| Problem requirements |
Copy out the lines that have "caption" in them.

| Input material |
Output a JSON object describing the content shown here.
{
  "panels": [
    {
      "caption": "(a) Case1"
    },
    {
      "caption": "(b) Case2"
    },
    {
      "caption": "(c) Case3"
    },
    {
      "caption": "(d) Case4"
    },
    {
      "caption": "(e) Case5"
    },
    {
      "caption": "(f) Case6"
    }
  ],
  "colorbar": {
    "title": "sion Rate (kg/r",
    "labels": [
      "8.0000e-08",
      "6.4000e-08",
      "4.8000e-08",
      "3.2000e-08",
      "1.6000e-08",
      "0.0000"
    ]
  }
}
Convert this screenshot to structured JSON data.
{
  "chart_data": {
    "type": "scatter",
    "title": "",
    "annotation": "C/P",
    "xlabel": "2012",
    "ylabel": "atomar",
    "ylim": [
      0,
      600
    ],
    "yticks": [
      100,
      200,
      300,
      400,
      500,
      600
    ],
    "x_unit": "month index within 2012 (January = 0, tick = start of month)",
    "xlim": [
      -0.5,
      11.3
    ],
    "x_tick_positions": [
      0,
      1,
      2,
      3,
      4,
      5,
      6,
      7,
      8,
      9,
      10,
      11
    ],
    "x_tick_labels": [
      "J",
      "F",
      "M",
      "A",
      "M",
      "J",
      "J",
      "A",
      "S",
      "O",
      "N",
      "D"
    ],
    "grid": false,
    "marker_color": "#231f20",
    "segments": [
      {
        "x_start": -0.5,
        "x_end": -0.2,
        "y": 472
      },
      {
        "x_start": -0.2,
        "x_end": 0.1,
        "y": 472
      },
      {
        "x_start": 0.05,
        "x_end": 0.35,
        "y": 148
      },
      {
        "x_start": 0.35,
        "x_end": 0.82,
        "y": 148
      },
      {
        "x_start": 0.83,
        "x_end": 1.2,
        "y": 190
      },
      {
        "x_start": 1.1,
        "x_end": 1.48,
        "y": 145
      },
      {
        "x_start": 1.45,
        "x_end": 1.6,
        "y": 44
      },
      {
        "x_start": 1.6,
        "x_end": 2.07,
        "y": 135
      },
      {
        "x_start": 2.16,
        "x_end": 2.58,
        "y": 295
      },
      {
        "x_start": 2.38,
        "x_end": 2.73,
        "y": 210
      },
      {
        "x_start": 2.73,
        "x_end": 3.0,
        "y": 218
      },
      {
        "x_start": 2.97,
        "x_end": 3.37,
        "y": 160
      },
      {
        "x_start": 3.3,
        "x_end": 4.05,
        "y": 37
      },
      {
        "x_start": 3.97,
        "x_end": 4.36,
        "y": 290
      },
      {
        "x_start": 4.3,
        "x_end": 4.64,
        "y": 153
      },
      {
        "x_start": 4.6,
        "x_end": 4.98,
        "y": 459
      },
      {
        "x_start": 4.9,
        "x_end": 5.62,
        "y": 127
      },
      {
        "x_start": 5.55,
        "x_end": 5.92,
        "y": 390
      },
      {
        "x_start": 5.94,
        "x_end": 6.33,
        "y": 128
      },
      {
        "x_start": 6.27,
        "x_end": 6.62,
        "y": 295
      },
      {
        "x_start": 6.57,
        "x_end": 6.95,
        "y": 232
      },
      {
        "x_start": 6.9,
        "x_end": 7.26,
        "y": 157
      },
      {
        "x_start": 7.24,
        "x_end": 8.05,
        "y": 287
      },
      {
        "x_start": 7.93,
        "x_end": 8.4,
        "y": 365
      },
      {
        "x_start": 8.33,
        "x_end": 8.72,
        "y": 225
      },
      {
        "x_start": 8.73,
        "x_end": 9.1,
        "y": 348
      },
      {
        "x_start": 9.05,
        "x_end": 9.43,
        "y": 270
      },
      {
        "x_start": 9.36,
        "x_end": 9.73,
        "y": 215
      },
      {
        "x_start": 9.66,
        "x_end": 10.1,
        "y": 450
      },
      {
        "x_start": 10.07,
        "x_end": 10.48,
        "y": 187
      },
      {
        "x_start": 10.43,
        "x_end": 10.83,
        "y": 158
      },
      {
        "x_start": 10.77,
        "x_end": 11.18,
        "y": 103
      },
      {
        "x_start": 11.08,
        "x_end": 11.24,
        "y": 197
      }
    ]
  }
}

| Correct answer |
      "caption": "(a) Case1"
      "caption": "(b) Case2"
      "caption": "(c) Case3"
      "caption": "(d) Case4"
      "caption": "(e) Case5"
      "caption": "(f) Case6"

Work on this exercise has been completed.